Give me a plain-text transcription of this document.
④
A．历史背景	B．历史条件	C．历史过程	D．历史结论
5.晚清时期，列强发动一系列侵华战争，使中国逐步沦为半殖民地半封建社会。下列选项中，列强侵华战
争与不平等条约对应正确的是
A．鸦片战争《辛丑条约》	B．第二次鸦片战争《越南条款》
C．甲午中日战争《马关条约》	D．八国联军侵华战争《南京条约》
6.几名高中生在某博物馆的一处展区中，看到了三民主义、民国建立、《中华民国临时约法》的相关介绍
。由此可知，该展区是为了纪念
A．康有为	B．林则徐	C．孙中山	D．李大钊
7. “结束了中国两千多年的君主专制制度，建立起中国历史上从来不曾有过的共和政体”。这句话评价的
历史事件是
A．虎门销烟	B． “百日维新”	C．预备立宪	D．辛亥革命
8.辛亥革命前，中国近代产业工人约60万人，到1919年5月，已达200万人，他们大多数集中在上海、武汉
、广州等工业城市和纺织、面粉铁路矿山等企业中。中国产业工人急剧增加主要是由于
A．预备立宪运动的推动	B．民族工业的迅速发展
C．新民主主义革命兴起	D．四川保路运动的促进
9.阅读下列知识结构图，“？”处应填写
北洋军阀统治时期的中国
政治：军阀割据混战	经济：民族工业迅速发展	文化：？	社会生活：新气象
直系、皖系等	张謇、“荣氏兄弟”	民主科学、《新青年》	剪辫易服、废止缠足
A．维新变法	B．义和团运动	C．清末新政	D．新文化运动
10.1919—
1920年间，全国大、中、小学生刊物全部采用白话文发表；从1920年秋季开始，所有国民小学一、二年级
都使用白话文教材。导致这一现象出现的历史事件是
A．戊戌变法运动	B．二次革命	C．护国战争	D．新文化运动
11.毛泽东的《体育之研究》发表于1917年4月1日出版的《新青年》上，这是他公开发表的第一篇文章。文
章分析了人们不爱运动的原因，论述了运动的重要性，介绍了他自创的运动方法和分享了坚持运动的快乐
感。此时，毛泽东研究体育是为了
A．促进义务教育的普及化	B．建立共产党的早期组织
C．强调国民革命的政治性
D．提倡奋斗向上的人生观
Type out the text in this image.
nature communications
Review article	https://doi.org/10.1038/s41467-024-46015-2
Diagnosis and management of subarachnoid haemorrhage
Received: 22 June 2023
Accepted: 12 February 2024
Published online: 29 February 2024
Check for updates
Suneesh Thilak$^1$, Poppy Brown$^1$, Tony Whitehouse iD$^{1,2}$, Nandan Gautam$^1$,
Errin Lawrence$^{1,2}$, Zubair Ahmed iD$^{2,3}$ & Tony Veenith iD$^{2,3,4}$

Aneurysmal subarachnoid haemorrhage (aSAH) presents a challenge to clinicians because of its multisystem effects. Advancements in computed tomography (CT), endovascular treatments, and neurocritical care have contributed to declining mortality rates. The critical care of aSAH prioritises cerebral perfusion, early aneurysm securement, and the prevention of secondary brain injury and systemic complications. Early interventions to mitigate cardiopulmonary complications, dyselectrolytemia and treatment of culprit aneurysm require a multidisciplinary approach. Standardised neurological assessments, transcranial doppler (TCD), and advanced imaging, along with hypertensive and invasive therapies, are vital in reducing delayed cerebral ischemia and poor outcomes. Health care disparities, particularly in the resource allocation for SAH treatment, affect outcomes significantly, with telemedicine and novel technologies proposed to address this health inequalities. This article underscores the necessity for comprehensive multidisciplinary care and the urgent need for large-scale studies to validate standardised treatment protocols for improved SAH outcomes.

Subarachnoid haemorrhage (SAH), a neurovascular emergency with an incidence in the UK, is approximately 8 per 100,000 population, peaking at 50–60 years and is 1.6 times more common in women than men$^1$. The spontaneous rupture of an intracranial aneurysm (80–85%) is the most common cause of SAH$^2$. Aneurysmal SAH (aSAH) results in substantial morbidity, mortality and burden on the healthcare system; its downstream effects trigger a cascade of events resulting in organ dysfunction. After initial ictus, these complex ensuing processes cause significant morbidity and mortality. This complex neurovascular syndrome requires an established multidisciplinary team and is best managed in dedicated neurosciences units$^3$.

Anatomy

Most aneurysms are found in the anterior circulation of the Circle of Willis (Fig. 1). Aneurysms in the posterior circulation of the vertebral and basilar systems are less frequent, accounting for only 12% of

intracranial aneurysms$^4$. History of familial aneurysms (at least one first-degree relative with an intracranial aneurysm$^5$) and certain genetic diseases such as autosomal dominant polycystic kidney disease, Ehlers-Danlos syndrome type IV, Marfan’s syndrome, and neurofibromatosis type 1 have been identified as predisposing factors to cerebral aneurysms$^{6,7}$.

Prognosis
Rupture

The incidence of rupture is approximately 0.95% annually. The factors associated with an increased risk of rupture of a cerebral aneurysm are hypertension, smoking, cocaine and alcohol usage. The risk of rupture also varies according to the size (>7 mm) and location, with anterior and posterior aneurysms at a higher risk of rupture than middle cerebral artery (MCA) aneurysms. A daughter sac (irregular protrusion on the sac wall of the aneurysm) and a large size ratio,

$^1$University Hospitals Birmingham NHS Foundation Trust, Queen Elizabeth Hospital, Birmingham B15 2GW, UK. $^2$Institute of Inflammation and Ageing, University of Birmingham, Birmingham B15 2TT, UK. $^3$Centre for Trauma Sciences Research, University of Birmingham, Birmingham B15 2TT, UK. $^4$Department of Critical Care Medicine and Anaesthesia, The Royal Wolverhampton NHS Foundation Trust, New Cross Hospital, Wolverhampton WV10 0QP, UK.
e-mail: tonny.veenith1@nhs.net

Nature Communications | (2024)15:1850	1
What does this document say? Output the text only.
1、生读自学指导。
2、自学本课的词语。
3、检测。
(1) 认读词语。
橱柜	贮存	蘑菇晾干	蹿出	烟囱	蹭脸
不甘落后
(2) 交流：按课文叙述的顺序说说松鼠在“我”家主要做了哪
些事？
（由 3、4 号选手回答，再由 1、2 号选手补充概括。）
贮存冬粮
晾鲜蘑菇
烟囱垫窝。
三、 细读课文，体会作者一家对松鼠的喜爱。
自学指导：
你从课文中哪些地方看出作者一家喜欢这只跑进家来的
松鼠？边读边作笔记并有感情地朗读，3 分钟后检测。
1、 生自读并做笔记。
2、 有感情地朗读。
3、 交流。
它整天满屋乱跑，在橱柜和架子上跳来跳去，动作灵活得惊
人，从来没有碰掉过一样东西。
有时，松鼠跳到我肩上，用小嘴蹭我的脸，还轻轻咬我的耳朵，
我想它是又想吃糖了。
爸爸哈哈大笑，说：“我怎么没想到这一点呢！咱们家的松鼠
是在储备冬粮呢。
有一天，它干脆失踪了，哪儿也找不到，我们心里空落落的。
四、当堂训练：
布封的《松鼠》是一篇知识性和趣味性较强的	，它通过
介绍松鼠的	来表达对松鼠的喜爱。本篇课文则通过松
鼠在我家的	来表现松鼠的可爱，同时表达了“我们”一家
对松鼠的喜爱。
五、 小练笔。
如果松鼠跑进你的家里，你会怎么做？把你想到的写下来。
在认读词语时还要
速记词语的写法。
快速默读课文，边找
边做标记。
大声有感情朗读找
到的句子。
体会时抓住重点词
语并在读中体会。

TASK DIRECTIONS
Copy all of the data exactly.

ANSWER
Give me a plain-text transcription of this document.
④
A．历史背景	B．历史条件	C．历史过程	D．历史结论
5.晚清时期，列强发动一系列侵华战争，使中国逐步沦为半殖民地半封建社会。下列选项中，列强侵华战
争与不平等条约对应正确的是
A．鸦片战争《辛丑条约》	B．第二次鸦片战争《越南条款》
C．甲午中日战争《马关条约》	D．八国联军侵华战争《南京条约》
6.几名高中生在某博物馆的一处展区中，看到了三民主义、民国建立、《中华民国临时约法》的相关介绍
。由此可知，该展区是为了纪念
A．康有为	B．林则徐	C．孙中山	D．李大钊
7. “结束了中国两千多年的君主专制制度，建立起中国历史上从来不曾有过的共和政体”。这句话评价的
历史事件是
A．虎门销烟	B． “百日维新”	C．预备立宪	D．辛亥革命
8.辛亥革命前，中国近代产业工人约60万人，到1919年5月，已达200万人，他们大多数集中在上海、武汉
、广州等工业城市和纺织、面粉铁路矿山等企业中。中国产业工人急剧增加主要是由于
A．预备立宪运动的推动	B．民族工业的迅速发展
C．新民主主义革命兴起	D．四川保路运动的促进
9.阅读下列知识结构图，“？”处应填写
北洋军阀统治时期的中国
政治：军阀割据混战	经济：民族工业迅速发展	文化：？	社会生活：新气象
直系、皖系等	张謇、“荣氏兄弟”	民主科学、《新青年》	剪辫易服、废止缠足
A．维新变法	B．义和团运动	C．清末新政	D．新文化运动
10.1919—
1920年间，全国大、中、小学生刊物全部采用白话文发表；从1920年秋季开始，所有国民小学一、二年级
都使用白话文教材。导致这一现象出现的历史事件是
A．戊戌变法运动	B．二次革命	C．护国战争	D．新文化运动
11.毛泽东的《体育之研究》发表于1917年4月1日出版的《新青年》上，这是他公开发表的第一篇文章。文
章分析了人们不爱运动的原因，论述了运动的重要性，介绍了他自创的运动方法和分享了坚持运动的快乐
感。此时，毛泽东研究体育是为了
A．促进义务教育的普及化	B．建立共产党的早期组织
C．强调国民革命的政治性
D．提倡奋斗向上的人生观
Type out the text in this image.
nature communications
Review article	https://doi.org/10.1038/s41467-024-46015-2
Diagnosis and management of subarachnoid haemorrhage
Received: 22 June 2023
Accepted: 12 February 2024
Published online: 29 February 2024
Check for updates
Suneesh Thilak$^1$, Poppy Brown$^1$, Tony Whitehouse iD$^{1,2}$, Nandan Gautam$^1$,
Errin Lawrence$^{1,2}$, Zubair Ahmed iD$^{2,3}$ & Tony Veenith iD$^{2,3,4}$

Aneurysmal subarachnoid haemorrhage (aSAH) presents a challenge to clinicians because of its multisystem effects. Advancements in computed tomography (CT), endovascular treatments, and neurocritical care have contributed to declining mortality rates. The critical care of aSAH prioritises cerebral perfusion, early aneurysm securement, and the prevention of secondary brain injury and systemic complications. Early interventions to mitigate cardiopulmonary complications, dyselectrolytemia and treatment of culprit aneurysm require a multidisciplinary approach. Standardised neurological assessments, transcranial doppler (TCD), and advanced imaging, along with hypertensive and invasive therapies, are vital in reducing delayed cerebral ischemia and poor outcomes. Health care disparities, particularly in the resource allocation for SAH treatment, affect outcomes significantly, with telemedicine and novel technologies proposed to address this health inequalities. This article underscores the necessity for comprehensive multidisciplinary care and the urgent need for large-scale studies to validate standardised treatment protocols for improved SAH outcomes.

Subarachnoid haemorrhage (SAH), a neurovascular emergency with an incidence in the UK, is approximately 8 per 100,000 population, peaking at 50–60 years and is 1.6 times more common in women than men$^1$. The spontaneous rupture of an intracranial aneurysm (80–85%) is the most common cause of SAH$^2$. Aneurysmal SAH (aSAH) results in substantial morbidity, mortality and burden on the healthcare system; its downstream effects trigger a cascade of events resulting in organ dysfunction. After initial ictus, these complex ensuing processes cause significant morbidity and mortality. This complex neurovascular syndrome requires an established multidisciplinary team and is best managed in dedicated neurosciences units$^3$.

Anatomy

Most aneurysms are found in the anterior circulation of the Circle of Willis (Fig. 1). Aneurysms in the posterior circulation of the vertebral and basilar systems are less frequent, accounting for only 12% of

intracranial aneurysms$^4$. History of familial aneurysms (at least one first-degree relative with an intracranial aneurysm$^5$) and certain genetic diseases such as autosomal dominant polycystic kidney disease, Ehlers-Danlos syndrome type IV, Marfan’s syndrome, and neurofibromatosis type 1 have been identified as predisposing factors to cerebral aneurysms$^{6,7}$.

Prognosis
Rupture

The incidence of rupture is approximately 0.95% annually. The factors associated with an increased risk of rupture of a cerebral aneurysm are hypertension, smoking, cocaine and alcohol usage. The risk of rupture also varies according to the size (>7 mm) and location, with anterior and posterior aneurysms at a higher risk of rupture than middle cerebral artery (MCA) aneurysms. A daughter sac (irregular protrusion on the sac wall of the aneurysm) and a large size ratio,

$^1$University Hospitals Birmingham NHS Foundation Trust, Queen Elizabeth Hospital, Birmingham B15 2GW, UK. $^2$Institute of Inflammation and Ageing, University of Birmingham, Birmingham B15 2TT, UK. $^3$Centre for Trauma Sciences Research, University of Birmingham, Birmingham B15 2TT, UK. $^4$Department of Critical Care Medicine and Anaesthesia, The Royal Wolverhampton NHS Foundation Trust, New Cross Hospital, Wolverhampton WV10 0QP, UK.
e-mail: tonny.veenith1@nhs.net

Nature Communications | (2024)15:1850	1
What does this document say? Output the text only.
1、生读自学指导。
2、自学本课的词语。
3、检测。
(1) 认读词语。
橱柜	贮存	蘑菇晾干	蹿出	烟囱	蹭脸
不甘落后
(2) 交流：按课文叙述的顺序说说松鼠在“我”家主要做了哪
些事？
（由 3、4 号选手回答，再由 1、2 号选手补充概括。）
贮存冬粮
晾鲜蘑菇
烟囱垫窝。
三、 细读课文，体会作者一家对松鼠的喜爱。
自学指导：
你从课文中哪些地方看出作者一家喜欢这只跑进家来的
松鼠？边读边作笔记并有感情地朗读，3 分钟后检测。
1、 生自读并做笔记。
2、 有感情地朗读。
3、 交流。
它整天满屋乱跑，在橱柜和架子上跳来跳去，动作灵活得惊
人，从来没有碰掉过一样东西。
有时，松鼠跳到我肩上，用小嘴蹭我的脸，还轻轻咬我的耳朵，
我想它是又想吃糖了。
爸爸哈哈大笑，说：“我怎么没想到这一点呢！咱们家的松鼠
是在储备冬粮呢。
有一天，它干脆失踪了，哪儿也找不到，我们心里空落落的。
四、当堂训练：
布封的《松鼠》是一篇知识性和趣味性较强的	，它通过
介绍松鼠的	来表达对松鼠的喜爱。本篇课文则通过松
鼠在我家的	来表现松鼠的可爱，同时表达了“我们”一家
对松鼠的喜爱。
五、 小练笔。
如果松鼠跑进你的家里，你会怎么做？把你想到的写下来。
在认读词语时还要
速记词语的写法。
快速默读课文，边找
边做标记。
大声有感情朗读找
到的句子。
体会时抓住重点词
语并在读中体会。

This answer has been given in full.